Data excerpts:
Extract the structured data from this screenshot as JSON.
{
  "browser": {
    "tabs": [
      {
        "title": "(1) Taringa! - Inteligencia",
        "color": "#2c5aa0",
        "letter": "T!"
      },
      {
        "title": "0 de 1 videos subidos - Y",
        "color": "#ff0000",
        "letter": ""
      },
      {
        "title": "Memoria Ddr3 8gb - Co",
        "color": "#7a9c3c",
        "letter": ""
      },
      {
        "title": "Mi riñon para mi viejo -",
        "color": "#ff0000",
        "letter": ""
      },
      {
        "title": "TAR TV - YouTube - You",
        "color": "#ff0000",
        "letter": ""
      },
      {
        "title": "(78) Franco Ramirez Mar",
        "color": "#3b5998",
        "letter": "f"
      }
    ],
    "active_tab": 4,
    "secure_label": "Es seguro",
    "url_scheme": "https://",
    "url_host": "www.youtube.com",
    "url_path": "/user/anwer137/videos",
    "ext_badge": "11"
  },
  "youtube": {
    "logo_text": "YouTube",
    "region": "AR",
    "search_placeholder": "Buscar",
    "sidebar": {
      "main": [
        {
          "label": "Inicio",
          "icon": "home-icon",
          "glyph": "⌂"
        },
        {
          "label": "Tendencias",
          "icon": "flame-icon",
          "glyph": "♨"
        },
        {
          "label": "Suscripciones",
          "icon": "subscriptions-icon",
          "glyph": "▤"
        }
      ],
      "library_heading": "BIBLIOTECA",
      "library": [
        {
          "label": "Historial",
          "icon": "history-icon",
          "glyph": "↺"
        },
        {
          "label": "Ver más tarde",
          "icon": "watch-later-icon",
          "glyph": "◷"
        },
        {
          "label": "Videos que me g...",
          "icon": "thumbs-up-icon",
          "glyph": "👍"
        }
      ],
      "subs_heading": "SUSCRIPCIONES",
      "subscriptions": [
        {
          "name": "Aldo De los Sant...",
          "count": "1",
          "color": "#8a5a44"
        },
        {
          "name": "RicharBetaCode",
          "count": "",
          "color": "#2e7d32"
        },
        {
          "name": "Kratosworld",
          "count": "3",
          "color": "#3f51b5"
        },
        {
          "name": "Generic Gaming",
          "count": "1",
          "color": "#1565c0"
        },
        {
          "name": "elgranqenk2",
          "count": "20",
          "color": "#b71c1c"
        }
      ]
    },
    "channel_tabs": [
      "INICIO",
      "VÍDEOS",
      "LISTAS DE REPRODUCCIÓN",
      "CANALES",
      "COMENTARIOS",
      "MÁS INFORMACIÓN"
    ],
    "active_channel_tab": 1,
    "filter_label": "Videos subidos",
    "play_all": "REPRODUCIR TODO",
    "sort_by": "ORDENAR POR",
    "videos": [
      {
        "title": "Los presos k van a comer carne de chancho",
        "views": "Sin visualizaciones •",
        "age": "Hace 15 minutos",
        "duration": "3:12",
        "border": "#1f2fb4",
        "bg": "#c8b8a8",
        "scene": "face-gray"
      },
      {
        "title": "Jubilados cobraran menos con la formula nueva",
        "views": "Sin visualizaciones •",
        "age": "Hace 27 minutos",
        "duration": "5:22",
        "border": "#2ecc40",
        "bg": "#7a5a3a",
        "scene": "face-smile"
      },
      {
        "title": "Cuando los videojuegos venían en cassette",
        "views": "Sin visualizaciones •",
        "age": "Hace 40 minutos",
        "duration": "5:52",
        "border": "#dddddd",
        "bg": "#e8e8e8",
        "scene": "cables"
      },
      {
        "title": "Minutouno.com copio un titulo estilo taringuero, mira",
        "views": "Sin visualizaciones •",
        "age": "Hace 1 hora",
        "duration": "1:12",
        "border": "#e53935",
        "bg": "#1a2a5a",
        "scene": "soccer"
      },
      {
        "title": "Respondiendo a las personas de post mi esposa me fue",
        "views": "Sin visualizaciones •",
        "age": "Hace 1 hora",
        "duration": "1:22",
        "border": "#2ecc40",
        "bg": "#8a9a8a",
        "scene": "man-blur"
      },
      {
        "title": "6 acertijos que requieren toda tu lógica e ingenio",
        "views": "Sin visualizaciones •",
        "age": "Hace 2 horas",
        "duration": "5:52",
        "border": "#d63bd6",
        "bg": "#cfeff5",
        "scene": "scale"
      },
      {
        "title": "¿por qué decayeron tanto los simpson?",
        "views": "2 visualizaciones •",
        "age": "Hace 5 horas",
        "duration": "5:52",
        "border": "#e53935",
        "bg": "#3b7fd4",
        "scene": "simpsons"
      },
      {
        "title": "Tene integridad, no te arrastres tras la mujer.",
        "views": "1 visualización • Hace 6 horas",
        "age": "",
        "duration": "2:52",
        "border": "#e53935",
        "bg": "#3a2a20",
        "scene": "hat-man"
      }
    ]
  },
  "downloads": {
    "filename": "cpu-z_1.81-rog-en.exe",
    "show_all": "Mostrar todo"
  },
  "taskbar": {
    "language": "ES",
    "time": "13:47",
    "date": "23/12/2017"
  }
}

TASK
Recite the full listing above exactly.

TASK OUTPUT
Extract the structured data from this screenshot as JSON.
{
  "browser": {
    "tabs": [
      {
        "title": "(1) Taringa! - Inteligencia",
        "color": "#2c5aa0",
        "letter": "T!"
      },
      {
        "title": "0 de 1 videos subidos - Y",
        "color": "#ff0000",
        "letter": ""
      },
      {
        "title": "Memoria Ddr3 8gb - Co",
        "color": "#7a9c3c",
        "letter": ""
      },
      {
        "title": "Mi riñon para mi viejo -",
        "color": "#ff0000",
        "letter": ""
      },
      {
        "title": "TAR TV - YouTube - You",
        "color": "#ff0000",
        "letter": ""
      },
      {
        "title": "(78) Franco Ramirez Mar",
        "color": "#3b5998",
        "letter": "f"
      }
    ],
    "active_tab": 4,
    "secure_label": "Es seguro",
    "url_scheme": "https://",
    "url_host": "www.youtube.com",
    "url_path": "/user/anwer137/videos",
    "ext_badge": "11"
  },
  "youtube": {
    "logo_text": "YouTube",
    "region": "AR",
    "search_placeholder": "Buscar",
    "sidebar": {
      "main": [
        {
          "label": "Inicio",
          "icon": "home-icon",
          "glyph": "⌂"
        },
        {
          "label": "Tendencias",
          "icon": "flame-icon",
          "glyph": "♨"
        },
        {
          "label": "Suscripciones",
          "icon": "subscriptions-icon",
          "glyph": "▤"
        }
      ],
      "library_heading": "BIBLIOTECA",
      "library": [
        {
          "label": "Historial",
          "icon": "history-icon",
          "glyph": "↺"
        },
        {
          "label": "Ver más tarde",
          "icon": "watch-later-icon",
          "glyph": "◷"
        },
        {
          "label": "Videos que me g...",
          "icon": "thumbs-up-icon",
          "glyph": "👍"
        }
      ],
      "subs_heading": "SUSCRIPCIONES",
      "subscriptions": [
        {
          "name": "Aldo De los Sant...",
          "count": "1",
          "color": "#8a5a44"
        },
        {
          "name": "RicharBetaCode",
          "count": "",
          "color": "#2e7d32"
        },
        {
          "name": "Kratosworld",
          "count": "3",
          "color": "#3f51b5"
        },
        {
          "name": "Generic Gaming",
          "count": "1",
          "color": "#1565c0"
        },
        {
          "name": "elgranqenk2",
          "count": "20",
          "color": "#b71c1c"
        }
      ]
    },
    "channel_tabs": [
      "INICIO",
      "VÍDEOS",
      "LISTAS DE REPRODUCCIÓN",
      "CANALES",
      "COMENTARIOS",
      "MÁS INFORMACIÓN"
    ],
    "active_channel_tab": 1,
    "filter_label": "Videos subidos",
    "play_all": "REPRODUCIR TODO",
    "sort_by": "ORDENAR POR",
    "videos": [
      {
        "title": "Los presos k van a comer carne de chancho",
        "views": "Sin visualizaciones •",
        "age": "Hace 15 minutos",
        "duration": "3:12",
        "border": "#1f2fb4",
        "bg": "#c8b8a8",
        "scene": "face-gray"
      },
      {
        "title": "Jubilados cobraran menos con la formula nueva",
        "views": "Sin visualizaciones •",
        "age": "Hace 27 minutos",
        "duration": "5:22",
        "border": "#2ecc40",
        "bg": "#7a5a3a",
        "scene": "face-smile"
      },
      {
        "title": "Cuando los videojuegos venían en cassette",
        "views": "Sin visualizaciones •",
        "age": "Hace 40 minutos",
        "duration": "5:52",
        "border": "#dddddd",
        "bg": "#e8e8e8",
        "scene": "cables"
      },
      {
        "title": "Minutouno.com copio un titulo estilo taringuero, mira",
        "views": "Sin visualizaciones •",
        "age": "Hace 1 hora",
        "duration": "1:12",
        "border": "#e53935",
        "bg": "#1a2a5a",
        "scene": "soccer"
      },
      {
        "title": "Respondiendo a las personas de post mi esposa me fue",
        "views": "Sin visualizaciones •",
        "age": "Hace 1 hora",
        "duration": "1:22",
        "border": "#2ecc40",
        "bg": "#8a9a8a",
        "scene": "man-blur"
      },
      {
        "title": "6 acertijos que requieren toda tu lógica e ingenio",
        "views": "Sin visualizaciones •",
        "age": "Hace 2 horas",
        "duration": "5:52",
        "border": "#d63bd6",
        "bg": "#cfeff5",
        "scene": "scale"
      },
      {
        "title": "¿por qué decayeron tanto los simpson?",
        "views": "2 visualizaciones •",
        "age": "Hace 5 horas",
        "duration": "5:52",
        "border": "#e53935",
        "bg": "#3b7fd4",
        "scene": "simpsons"
      },
      {
        "title": "Tene integridad, no te arrastres tras la mujer.",
        "views": "1 visualización • Hace 6 horas",
        "age": "",
        "duration": "2:52",
        "border": "#e53935",
        "bg": "#3a2a20",
        "scene": "hat-man"
      }
    ]
  },
  "downloads": {
    "filename": "cpu-z_1.81-rog-en.exe",
    "show_all": "Mostrar todo"
  },
  "taskbar": {
    "language": "ES",
    "time": "13:47",
    "date": "23/12/2017"
  }
}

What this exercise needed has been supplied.